--- START OF Dataset excerpts ---
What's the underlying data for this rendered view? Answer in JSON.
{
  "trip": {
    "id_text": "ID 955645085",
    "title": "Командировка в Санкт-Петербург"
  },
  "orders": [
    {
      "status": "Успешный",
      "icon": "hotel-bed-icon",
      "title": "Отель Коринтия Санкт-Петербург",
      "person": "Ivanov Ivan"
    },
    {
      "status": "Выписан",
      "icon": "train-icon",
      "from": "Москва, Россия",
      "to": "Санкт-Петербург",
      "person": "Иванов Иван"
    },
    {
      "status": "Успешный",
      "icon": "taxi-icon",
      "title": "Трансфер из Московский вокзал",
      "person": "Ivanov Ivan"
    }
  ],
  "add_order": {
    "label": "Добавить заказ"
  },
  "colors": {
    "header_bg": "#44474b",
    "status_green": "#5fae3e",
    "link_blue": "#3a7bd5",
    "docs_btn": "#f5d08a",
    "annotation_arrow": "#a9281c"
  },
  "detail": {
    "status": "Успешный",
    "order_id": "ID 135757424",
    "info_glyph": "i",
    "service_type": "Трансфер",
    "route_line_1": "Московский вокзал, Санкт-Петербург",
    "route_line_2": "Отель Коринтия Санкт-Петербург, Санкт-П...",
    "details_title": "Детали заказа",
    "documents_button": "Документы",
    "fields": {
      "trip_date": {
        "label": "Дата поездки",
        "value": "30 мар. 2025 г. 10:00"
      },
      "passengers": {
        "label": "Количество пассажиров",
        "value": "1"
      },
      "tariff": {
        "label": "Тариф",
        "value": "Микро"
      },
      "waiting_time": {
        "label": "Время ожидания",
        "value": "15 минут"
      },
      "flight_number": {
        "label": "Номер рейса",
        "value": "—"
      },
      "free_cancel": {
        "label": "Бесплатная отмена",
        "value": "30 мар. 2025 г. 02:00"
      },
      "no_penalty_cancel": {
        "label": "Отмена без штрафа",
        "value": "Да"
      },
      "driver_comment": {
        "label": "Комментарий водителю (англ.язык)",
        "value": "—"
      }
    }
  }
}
--- END OF Dataset excerpts ---
* [Given request] Write the data out again in full and exactly.

* [Correct answer]
What's the underlying data for this rendered view? Answer in JSON.
{
  "trip": {
    "id_text": "ID 955645085",
    "title": "Командировка в Санкт-Петербург"
  },
  "orders": [
    {
      "status": "Успешный",
      "icon": "hotel-bed-icon",
      "title": "Отель Коринтия Санкт-Петербург",
      "person": "Ivanov Ivan"
    },
    {
      "status": "Выписан",
      "icon": "train-icon",
      "from": "Москва, Россия",
      "to": "Санкт-Петербург",
      "person": "Иванов Иван"
    },
    {
      "status": "Успешный",
      "icon": "taxi-icon",
      "title": "Трансфер из Московский вокзал",
      "person": "Ivanov Ivan"
    }
  ],
  "add_order": {
    "label": "Добавить заказ"
  },
  "colors": {
    "header_bg": "#44474b",
    "status_green": "#5fae3e",
    "link_blue": "#3a7bd5",
    "docs_btn": "#f5d08a",
    "annotation_arrow": "#a9281c"
  },
  "detail": {
    "status": "Успешный",
    "order_id": "ID 135757424",
    "info_glyph": "i",
    "service_type": "Трансфер",
    "route_line_1": "Московский вокзал, Санкт-Петербург",
    "route_line_2": "Отель Коринтия Санкт-Петербург, Санкт-П...",
    "details_title": "Детали заказа",
    "documents_button": "Документы",
    "fields": {
      "trip_date": {
        "label": "Дата поездки",
        "value": "30 мар. 2025 г. 10:00"
      },
      "passengers": {
        "label": "Количество пассажиров",
        "value": "1"
      },
      "tariff": {
        "label": "Тариф",
        "value": "Микро"
      },
      "waiting_time": {
        "label": "Время ожидания",
        "value": "15 минут"
      },
      "flight_number": {
        "label": "Номер рейса",
        "value": "—"
      },
      "free_cancel": {
        "label": "Бесплатная отмена",
        "value": "30 мар. 2025 г. 02:00"
      },
      "no_penalty_cancel": {
        "label": "Отмена без штрафа",
        "value": "Да"
      },
      "driver_comment": {
        "label": "Комментарий водителю (англ.язык)",
        "value": "—"
      }
    }
  }
}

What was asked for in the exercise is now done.